### Short task
Identify and copy all lines of the material where the string "data" is found.

### Material for this exercise
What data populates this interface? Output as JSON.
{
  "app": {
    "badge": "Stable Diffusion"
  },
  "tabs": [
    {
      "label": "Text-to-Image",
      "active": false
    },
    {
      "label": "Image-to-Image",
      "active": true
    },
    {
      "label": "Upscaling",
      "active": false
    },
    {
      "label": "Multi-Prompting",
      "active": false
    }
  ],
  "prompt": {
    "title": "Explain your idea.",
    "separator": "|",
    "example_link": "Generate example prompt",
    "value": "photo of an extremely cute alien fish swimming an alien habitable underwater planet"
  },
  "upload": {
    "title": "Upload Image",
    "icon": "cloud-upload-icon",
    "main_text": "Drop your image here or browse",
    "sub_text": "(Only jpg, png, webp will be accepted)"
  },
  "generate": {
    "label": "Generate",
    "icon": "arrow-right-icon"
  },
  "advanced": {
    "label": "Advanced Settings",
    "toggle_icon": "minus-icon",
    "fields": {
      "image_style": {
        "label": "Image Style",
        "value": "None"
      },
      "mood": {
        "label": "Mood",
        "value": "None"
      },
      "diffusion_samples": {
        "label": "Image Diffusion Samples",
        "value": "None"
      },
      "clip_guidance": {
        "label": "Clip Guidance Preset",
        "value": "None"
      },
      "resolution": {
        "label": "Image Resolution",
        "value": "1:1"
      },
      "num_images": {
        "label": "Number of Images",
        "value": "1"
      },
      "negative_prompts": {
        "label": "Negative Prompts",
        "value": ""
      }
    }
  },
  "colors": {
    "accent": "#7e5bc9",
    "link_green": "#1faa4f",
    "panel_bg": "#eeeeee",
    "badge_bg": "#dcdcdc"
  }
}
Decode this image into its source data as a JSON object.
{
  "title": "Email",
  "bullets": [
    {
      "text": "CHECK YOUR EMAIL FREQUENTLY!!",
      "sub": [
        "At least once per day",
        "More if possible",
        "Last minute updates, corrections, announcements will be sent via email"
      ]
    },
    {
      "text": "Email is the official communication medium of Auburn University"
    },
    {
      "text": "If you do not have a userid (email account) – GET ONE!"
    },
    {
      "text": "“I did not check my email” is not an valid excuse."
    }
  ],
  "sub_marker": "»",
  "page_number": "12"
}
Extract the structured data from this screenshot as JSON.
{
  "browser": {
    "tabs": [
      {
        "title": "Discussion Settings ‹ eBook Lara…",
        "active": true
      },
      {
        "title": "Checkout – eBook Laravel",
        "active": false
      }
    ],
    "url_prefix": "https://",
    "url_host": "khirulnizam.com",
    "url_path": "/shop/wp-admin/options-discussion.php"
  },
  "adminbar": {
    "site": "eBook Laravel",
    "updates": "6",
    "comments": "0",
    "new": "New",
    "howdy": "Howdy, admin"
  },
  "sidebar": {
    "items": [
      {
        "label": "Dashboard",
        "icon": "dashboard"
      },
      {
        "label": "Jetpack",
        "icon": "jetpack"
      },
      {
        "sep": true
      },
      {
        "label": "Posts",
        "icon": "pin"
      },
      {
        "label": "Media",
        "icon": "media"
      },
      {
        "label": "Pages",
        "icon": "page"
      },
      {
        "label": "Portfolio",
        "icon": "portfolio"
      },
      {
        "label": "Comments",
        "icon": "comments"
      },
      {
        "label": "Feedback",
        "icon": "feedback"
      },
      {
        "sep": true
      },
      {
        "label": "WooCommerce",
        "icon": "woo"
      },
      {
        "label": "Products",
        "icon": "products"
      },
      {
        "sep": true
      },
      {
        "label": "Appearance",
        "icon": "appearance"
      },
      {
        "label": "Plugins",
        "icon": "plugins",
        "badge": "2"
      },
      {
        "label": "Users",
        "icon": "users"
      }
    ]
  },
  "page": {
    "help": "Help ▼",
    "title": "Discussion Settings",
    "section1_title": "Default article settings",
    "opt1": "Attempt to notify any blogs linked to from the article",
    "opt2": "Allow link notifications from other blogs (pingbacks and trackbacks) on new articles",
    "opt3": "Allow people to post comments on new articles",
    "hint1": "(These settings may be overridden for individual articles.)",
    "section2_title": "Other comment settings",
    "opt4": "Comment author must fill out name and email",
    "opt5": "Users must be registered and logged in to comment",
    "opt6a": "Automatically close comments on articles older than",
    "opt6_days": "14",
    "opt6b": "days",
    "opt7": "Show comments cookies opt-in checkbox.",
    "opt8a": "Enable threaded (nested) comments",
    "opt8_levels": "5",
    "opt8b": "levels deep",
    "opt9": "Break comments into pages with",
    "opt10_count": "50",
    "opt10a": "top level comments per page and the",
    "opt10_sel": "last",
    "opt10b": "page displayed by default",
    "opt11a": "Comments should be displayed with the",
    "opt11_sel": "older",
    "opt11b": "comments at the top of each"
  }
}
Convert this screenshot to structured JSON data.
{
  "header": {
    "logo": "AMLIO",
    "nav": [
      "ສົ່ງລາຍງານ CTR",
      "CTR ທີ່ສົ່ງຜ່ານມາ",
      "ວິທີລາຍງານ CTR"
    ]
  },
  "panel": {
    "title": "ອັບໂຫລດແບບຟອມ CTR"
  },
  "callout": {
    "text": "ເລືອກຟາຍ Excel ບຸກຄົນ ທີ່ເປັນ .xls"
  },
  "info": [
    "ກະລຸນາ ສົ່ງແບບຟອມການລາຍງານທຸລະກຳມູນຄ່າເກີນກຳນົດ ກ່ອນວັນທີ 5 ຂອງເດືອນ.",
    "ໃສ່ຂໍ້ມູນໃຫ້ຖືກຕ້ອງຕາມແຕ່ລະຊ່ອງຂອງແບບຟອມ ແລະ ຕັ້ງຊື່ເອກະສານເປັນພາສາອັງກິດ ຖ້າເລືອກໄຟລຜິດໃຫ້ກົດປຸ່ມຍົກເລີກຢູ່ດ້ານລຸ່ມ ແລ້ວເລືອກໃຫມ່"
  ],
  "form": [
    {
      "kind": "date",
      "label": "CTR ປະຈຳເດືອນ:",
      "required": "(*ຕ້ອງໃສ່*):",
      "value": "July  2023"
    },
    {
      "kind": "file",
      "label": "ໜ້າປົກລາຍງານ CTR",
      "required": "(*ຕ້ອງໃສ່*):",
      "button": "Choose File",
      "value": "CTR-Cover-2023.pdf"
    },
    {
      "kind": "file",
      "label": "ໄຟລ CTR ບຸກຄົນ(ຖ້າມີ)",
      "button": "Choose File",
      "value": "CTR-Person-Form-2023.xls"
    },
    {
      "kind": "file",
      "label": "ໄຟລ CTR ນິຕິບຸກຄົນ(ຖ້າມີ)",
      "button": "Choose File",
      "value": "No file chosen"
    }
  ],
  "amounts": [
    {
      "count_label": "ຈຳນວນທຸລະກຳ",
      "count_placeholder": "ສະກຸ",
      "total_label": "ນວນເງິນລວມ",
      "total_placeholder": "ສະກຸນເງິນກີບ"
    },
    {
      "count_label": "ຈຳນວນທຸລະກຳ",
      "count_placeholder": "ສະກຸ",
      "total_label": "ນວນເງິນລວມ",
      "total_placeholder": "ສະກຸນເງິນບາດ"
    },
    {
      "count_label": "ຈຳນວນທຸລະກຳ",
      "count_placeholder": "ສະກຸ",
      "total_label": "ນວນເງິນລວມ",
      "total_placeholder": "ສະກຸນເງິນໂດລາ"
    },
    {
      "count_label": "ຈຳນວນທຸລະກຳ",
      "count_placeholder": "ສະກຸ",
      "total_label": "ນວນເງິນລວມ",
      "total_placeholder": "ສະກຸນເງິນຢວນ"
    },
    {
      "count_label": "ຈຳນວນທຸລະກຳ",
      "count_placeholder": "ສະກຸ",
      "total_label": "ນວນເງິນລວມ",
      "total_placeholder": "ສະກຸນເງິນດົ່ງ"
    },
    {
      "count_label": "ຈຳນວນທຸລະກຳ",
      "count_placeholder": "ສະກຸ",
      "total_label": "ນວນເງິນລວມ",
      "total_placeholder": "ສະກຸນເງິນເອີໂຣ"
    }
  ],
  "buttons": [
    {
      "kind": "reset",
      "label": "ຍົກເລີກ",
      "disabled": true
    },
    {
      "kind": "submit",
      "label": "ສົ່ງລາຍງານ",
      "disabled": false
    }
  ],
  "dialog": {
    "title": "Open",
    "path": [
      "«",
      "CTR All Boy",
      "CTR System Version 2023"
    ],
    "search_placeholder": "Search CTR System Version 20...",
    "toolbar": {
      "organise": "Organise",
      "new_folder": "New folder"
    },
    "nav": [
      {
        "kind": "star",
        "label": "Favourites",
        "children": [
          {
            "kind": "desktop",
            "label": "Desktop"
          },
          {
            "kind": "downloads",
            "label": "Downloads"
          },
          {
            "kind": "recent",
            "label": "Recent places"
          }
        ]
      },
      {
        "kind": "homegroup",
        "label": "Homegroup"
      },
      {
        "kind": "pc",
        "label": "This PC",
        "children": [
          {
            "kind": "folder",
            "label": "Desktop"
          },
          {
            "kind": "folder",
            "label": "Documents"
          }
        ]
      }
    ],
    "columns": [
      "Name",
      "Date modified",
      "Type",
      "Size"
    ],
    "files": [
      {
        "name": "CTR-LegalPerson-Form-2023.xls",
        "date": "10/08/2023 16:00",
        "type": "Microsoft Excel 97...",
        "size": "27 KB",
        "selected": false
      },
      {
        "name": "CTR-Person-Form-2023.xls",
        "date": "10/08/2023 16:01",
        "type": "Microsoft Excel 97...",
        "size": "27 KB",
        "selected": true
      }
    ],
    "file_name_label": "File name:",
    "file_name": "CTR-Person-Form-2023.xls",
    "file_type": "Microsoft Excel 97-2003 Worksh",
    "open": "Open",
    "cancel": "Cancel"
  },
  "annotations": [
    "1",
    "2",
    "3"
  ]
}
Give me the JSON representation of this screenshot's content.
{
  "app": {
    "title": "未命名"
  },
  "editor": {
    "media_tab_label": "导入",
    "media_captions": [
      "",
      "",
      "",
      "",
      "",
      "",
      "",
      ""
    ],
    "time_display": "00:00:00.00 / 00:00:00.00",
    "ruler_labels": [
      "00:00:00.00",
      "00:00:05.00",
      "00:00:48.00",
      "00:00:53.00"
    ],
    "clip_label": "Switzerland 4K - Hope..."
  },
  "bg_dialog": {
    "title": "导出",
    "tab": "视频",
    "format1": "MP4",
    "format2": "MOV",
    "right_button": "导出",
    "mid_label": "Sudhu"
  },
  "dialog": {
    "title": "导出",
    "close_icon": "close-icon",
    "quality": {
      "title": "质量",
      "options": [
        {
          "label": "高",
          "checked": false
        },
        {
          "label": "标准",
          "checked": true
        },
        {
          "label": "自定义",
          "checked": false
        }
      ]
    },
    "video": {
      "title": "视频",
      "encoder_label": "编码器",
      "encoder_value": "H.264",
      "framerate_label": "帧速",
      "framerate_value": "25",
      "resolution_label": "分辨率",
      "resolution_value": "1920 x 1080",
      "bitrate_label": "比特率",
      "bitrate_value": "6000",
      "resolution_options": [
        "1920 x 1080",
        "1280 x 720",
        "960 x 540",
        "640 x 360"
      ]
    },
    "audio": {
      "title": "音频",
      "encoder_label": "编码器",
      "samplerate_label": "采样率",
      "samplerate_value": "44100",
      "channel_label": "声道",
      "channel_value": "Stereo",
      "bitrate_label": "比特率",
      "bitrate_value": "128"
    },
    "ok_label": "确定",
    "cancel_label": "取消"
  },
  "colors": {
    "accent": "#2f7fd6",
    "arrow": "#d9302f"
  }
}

### Solved problem
What data populates this interface? Output as JSON.
Decode this image into its source data as a JSON object.
Extract the structured data from this screenshot as JSON.
Convert this screenshot to structured JSON data.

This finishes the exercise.